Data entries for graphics
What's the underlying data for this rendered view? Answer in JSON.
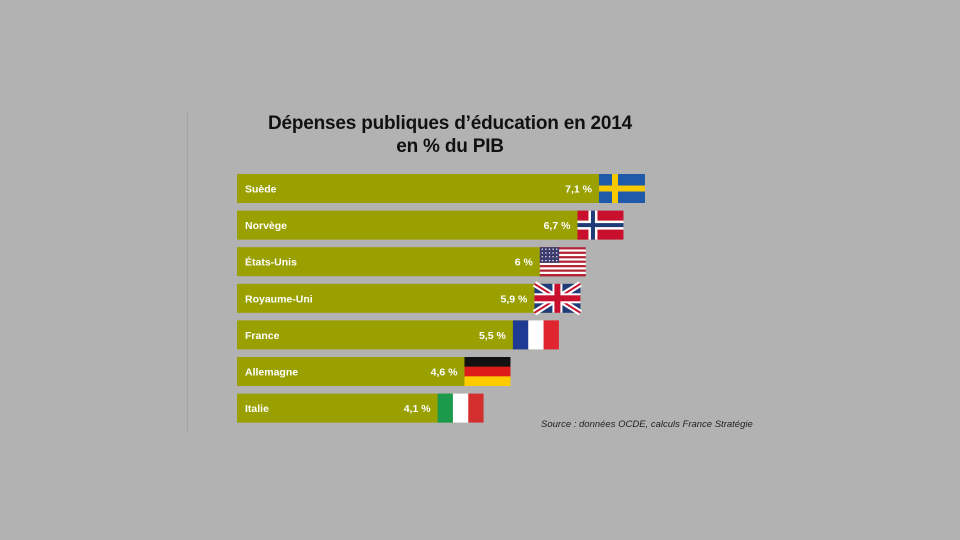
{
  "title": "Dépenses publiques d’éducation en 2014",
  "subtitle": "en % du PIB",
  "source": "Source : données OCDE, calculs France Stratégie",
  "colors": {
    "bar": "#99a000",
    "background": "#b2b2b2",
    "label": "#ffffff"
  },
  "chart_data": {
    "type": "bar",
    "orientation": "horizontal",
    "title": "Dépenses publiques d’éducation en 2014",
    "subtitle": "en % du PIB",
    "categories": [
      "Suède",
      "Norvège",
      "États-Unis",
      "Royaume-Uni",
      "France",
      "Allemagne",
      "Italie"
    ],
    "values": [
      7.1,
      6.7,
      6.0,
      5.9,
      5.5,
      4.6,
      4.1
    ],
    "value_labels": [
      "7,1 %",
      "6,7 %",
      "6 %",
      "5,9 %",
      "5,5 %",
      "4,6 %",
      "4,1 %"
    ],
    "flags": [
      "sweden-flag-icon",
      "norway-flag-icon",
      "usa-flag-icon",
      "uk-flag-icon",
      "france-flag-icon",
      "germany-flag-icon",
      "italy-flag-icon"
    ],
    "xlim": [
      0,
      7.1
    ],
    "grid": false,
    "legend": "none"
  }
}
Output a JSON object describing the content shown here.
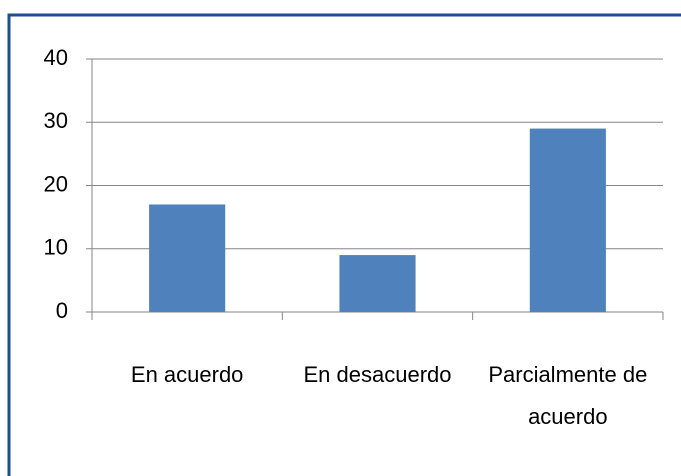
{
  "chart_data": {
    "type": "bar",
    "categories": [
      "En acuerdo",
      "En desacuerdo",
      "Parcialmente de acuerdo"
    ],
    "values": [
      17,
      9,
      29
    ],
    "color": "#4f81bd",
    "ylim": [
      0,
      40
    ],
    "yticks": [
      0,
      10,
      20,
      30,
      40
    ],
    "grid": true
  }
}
---
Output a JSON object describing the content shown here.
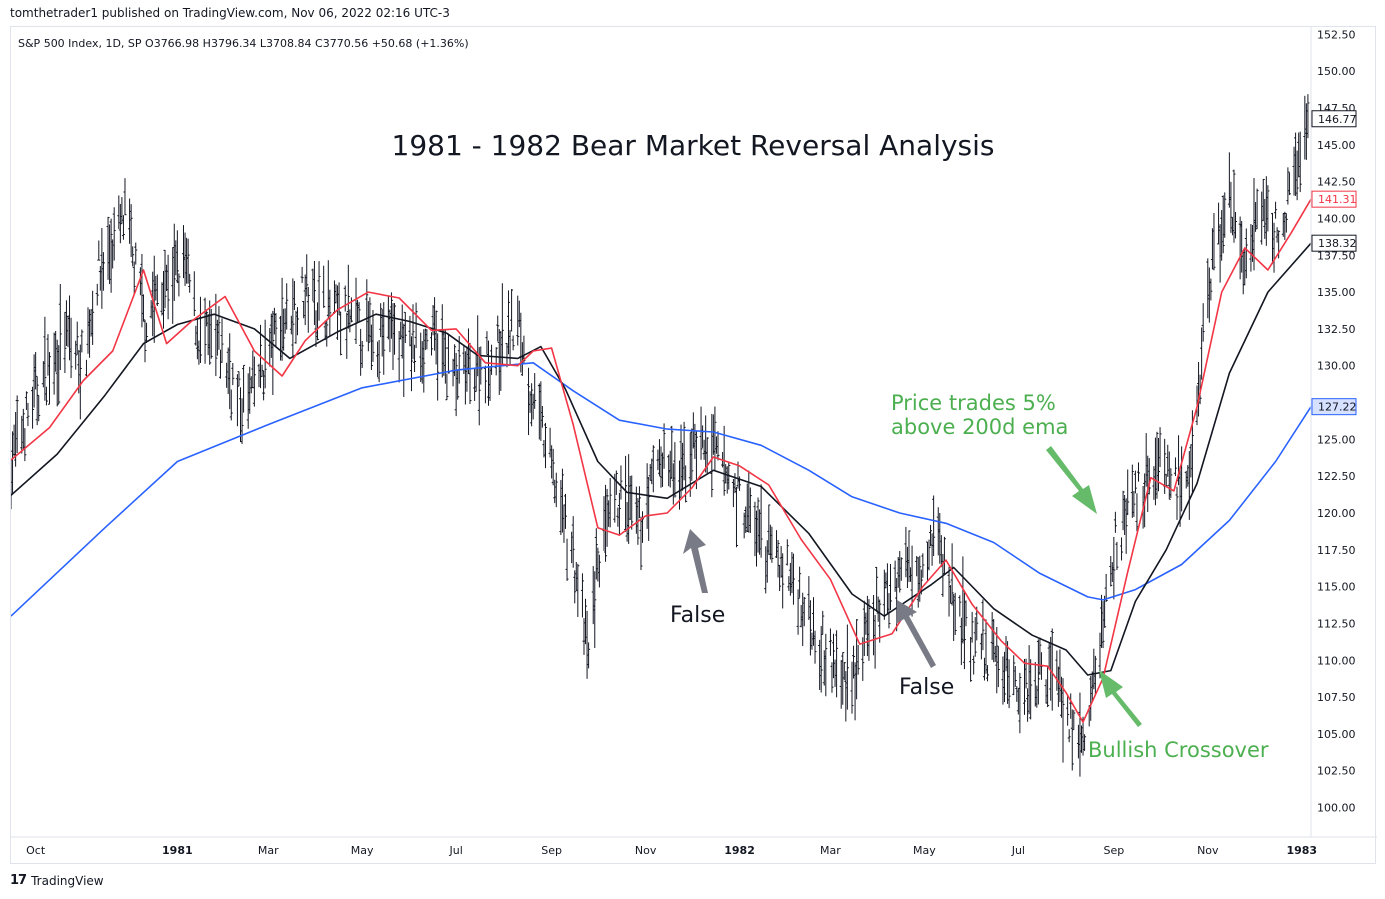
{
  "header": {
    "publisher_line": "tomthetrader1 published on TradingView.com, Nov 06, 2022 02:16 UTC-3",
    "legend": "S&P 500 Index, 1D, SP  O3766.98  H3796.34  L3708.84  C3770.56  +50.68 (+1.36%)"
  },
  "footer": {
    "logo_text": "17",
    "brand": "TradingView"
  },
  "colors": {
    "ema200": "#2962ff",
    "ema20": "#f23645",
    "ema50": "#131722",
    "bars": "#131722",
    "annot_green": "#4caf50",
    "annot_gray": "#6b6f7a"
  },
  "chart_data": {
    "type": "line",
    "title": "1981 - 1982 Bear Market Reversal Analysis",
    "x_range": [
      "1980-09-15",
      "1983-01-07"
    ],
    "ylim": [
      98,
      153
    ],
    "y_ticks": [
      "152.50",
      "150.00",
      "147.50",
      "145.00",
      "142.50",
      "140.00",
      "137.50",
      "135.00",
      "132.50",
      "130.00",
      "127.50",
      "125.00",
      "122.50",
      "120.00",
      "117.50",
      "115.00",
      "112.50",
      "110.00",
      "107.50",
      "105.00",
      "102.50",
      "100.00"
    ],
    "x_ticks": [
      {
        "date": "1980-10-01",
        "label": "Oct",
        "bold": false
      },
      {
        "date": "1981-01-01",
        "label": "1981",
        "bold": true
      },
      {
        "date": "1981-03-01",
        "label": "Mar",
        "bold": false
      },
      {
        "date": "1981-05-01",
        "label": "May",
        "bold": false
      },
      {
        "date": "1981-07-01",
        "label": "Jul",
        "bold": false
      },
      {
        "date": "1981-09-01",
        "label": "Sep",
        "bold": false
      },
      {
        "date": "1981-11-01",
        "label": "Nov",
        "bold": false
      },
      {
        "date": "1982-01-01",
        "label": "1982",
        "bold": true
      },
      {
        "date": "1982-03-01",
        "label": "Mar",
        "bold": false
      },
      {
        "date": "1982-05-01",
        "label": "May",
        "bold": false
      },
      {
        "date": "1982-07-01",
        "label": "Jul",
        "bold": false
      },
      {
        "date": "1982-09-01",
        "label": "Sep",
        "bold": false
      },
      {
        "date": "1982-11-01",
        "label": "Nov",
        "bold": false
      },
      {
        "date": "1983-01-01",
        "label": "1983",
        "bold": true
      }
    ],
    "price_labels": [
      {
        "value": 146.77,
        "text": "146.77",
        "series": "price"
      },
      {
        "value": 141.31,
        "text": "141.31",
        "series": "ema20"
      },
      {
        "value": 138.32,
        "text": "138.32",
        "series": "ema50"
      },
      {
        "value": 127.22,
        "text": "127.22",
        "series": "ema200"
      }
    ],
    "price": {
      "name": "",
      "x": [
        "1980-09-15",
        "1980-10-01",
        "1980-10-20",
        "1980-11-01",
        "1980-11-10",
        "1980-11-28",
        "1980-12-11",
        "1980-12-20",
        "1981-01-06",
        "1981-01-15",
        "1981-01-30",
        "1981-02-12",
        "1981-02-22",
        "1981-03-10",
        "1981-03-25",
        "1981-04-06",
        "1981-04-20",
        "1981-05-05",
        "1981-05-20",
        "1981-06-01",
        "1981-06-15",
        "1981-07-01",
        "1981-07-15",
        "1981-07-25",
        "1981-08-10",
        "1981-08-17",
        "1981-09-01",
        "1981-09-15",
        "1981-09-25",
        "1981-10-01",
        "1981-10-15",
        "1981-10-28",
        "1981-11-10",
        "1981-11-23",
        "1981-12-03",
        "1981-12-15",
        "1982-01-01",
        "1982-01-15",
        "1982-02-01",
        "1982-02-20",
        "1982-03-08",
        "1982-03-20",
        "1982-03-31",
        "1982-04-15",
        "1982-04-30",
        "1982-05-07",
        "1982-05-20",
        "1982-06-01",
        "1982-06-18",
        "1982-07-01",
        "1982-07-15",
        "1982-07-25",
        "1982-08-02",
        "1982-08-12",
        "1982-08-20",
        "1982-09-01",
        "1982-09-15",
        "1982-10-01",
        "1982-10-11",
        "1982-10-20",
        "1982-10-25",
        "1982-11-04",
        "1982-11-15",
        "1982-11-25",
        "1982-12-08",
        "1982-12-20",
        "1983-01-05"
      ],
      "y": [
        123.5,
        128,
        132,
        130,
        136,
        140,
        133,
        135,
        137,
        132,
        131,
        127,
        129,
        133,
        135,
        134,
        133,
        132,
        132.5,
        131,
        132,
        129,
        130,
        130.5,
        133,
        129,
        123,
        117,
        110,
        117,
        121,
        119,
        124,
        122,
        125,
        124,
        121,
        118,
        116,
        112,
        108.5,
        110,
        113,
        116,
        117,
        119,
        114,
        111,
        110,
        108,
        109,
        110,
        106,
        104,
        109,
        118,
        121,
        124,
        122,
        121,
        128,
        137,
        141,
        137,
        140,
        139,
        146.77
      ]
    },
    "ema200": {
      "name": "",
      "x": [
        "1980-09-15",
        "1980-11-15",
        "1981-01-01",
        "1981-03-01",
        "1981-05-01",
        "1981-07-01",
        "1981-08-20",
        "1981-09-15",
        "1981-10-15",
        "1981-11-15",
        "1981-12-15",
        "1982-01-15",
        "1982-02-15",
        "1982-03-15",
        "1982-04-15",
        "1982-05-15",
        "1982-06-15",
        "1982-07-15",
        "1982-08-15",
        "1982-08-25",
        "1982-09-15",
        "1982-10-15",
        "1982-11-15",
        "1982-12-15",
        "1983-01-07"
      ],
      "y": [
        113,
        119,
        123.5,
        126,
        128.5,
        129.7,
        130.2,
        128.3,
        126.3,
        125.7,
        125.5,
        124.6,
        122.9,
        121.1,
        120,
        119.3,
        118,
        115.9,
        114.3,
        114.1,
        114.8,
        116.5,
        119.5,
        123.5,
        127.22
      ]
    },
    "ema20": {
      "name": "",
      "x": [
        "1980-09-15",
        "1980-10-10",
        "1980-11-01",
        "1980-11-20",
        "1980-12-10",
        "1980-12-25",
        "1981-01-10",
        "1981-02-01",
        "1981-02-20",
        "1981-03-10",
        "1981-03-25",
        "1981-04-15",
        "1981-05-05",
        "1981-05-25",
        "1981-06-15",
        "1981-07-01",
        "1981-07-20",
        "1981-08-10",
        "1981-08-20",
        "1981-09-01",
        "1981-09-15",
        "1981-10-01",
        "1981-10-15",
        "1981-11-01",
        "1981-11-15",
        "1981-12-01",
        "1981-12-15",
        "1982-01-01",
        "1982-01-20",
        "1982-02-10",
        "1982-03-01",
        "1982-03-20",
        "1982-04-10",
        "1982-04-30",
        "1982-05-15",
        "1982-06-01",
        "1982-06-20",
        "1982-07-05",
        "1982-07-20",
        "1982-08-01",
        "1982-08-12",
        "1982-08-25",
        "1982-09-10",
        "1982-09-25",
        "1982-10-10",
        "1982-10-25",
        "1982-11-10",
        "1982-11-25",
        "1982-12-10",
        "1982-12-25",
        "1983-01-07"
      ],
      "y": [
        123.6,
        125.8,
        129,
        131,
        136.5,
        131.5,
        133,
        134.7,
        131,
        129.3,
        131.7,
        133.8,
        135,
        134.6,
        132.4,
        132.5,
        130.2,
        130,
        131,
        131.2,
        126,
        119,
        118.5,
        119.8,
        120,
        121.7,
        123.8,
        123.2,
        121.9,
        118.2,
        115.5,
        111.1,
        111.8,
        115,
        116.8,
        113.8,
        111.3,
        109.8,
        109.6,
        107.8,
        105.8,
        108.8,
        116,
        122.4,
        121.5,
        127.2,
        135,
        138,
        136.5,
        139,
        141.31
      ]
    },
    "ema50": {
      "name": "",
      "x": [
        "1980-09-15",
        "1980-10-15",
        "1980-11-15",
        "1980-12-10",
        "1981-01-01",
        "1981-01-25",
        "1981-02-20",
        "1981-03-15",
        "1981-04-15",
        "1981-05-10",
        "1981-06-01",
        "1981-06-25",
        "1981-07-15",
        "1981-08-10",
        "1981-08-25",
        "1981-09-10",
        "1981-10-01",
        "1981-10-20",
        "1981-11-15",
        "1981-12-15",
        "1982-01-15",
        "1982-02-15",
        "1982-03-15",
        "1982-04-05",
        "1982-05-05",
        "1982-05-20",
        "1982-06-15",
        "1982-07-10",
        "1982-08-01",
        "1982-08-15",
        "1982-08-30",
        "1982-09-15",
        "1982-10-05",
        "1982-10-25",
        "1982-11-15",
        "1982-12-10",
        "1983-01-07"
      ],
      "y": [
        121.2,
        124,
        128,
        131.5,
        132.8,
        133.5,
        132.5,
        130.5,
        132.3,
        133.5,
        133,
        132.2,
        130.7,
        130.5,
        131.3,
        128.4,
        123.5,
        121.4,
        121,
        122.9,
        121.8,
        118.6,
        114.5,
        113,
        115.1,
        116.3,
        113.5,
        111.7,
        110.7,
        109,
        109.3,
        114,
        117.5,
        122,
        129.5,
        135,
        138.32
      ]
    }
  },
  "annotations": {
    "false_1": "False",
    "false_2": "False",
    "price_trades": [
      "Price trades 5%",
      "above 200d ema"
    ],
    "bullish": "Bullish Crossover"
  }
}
...
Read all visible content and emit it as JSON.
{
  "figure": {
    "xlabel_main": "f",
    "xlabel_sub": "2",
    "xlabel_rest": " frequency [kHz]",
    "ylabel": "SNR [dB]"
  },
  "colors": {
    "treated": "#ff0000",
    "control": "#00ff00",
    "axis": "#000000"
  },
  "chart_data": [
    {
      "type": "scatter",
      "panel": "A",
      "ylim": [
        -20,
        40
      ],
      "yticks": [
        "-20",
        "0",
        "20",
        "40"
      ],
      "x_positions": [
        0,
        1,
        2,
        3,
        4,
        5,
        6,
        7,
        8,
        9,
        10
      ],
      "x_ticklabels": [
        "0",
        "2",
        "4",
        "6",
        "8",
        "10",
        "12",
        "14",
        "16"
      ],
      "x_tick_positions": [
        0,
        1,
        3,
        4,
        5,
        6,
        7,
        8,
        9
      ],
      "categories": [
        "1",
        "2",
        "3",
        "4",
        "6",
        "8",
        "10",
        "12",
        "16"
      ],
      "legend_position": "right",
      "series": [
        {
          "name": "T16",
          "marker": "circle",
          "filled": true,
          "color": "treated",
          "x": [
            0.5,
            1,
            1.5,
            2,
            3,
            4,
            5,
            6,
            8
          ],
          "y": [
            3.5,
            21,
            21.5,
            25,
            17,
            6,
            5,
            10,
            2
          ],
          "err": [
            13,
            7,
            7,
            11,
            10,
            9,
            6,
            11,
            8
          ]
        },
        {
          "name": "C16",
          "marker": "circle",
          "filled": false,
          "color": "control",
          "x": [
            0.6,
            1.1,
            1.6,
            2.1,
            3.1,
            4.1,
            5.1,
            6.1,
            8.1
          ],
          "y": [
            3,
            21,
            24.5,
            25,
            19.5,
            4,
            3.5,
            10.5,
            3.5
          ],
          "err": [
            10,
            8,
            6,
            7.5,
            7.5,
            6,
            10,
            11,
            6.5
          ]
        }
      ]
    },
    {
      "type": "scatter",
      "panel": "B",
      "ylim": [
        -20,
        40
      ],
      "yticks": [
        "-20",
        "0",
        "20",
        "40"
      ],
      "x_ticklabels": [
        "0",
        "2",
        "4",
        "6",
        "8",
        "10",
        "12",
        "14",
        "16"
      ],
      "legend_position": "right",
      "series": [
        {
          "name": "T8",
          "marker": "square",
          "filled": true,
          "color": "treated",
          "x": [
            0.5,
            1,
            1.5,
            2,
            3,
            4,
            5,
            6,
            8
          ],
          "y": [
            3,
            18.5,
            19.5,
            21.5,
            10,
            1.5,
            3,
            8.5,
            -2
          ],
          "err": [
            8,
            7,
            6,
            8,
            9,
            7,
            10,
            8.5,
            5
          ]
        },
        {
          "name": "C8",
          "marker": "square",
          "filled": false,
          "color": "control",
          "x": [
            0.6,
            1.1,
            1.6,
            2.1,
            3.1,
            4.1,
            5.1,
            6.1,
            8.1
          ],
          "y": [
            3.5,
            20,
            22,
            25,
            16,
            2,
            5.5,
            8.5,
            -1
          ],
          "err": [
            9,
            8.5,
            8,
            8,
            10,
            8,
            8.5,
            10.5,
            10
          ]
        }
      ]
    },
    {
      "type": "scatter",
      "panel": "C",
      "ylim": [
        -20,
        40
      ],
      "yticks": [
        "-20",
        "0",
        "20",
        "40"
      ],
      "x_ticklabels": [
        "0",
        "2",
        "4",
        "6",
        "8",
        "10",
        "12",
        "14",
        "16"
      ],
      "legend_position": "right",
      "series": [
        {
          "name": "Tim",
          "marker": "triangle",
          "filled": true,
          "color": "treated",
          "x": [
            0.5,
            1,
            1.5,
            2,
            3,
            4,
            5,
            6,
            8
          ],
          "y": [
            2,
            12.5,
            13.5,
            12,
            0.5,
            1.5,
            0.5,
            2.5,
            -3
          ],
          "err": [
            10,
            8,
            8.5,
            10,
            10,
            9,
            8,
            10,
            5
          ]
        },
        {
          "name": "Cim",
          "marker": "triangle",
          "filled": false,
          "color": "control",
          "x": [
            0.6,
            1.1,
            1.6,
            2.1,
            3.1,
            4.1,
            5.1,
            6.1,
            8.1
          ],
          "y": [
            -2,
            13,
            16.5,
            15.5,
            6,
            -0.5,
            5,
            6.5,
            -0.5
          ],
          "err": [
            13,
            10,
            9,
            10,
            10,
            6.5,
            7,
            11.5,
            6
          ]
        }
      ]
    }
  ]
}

SET PROBLEM: Look back over the material above and state how many lines hold the word "name". Write the number and nothing else.

RESULT OF THE TASK: 10